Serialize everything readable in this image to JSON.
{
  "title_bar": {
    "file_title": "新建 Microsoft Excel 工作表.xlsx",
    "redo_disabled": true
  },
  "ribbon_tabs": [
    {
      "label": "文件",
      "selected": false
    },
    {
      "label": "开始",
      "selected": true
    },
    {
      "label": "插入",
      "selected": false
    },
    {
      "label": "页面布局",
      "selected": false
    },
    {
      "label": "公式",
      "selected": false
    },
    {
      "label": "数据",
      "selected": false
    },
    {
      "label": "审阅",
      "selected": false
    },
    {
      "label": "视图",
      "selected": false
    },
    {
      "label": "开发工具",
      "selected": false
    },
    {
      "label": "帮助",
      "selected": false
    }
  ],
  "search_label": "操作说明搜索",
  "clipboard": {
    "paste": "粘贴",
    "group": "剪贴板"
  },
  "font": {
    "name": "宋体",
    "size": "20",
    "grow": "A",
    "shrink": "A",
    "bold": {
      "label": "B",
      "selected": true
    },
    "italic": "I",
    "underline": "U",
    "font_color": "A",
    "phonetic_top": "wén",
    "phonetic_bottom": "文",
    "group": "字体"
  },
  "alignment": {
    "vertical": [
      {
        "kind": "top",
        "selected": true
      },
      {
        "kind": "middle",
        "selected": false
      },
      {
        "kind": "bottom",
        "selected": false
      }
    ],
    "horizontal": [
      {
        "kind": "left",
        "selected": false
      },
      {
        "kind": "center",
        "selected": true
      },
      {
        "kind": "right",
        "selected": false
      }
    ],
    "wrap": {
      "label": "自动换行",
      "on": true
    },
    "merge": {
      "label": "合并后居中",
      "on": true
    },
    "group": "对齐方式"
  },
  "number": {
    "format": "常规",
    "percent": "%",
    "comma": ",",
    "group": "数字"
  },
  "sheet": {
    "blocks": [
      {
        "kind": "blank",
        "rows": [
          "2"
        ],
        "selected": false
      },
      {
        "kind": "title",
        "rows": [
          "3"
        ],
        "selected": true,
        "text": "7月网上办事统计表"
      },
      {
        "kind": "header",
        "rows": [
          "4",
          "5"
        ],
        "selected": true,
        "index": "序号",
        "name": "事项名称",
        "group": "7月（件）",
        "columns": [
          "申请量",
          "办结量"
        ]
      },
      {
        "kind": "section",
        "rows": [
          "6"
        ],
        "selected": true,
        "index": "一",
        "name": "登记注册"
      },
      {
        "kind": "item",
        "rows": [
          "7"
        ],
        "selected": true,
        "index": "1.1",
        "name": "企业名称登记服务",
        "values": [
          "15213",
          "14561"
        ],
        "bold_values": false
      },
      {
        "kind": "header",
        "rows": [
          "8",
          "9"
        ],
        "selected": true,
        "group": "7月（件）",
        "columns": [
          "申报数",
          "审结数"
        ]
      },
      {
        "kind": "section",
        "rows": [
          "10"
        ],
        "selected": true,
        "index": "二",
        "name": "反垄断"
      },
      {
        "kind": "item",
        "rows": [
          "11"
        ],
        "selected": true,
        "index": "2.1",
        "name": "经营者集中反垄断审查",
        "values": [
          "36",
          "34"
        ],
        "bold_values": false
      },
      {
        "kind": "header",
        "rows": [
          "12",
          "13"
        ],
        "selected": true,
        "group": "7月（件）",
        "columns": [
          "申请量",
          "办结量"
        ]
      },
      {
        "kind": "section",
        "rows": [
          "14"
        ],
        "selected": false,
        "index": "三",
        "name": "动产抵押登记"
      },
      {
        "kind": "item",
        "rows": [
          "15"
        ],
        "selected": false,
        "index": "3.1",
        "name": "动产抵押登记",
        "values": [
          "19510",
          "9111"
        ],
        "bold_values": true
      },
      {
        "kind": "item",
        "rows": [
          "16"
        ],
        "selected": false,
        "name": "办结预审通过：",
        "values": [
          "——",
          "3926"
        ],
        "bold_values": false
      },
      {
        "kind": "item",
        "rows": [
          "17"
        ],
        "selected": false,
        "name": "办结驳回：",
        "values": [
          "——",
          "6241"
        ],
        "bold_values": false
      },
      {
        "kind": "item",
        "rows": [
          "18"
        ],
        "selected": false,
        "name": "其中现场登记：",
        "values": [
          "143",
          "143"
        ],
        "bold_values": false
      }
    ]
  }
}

----

#### The request
Filter the listing for the word "group" and copy every line that holds it.

#### Correct result
    "group": "剪贴板"
    "group": "字体"
    "group": "对齐方式"
    "group": "数字"
        "group": "7月（件）",
        "group": "7月（件）",
        "group": "7月（件）",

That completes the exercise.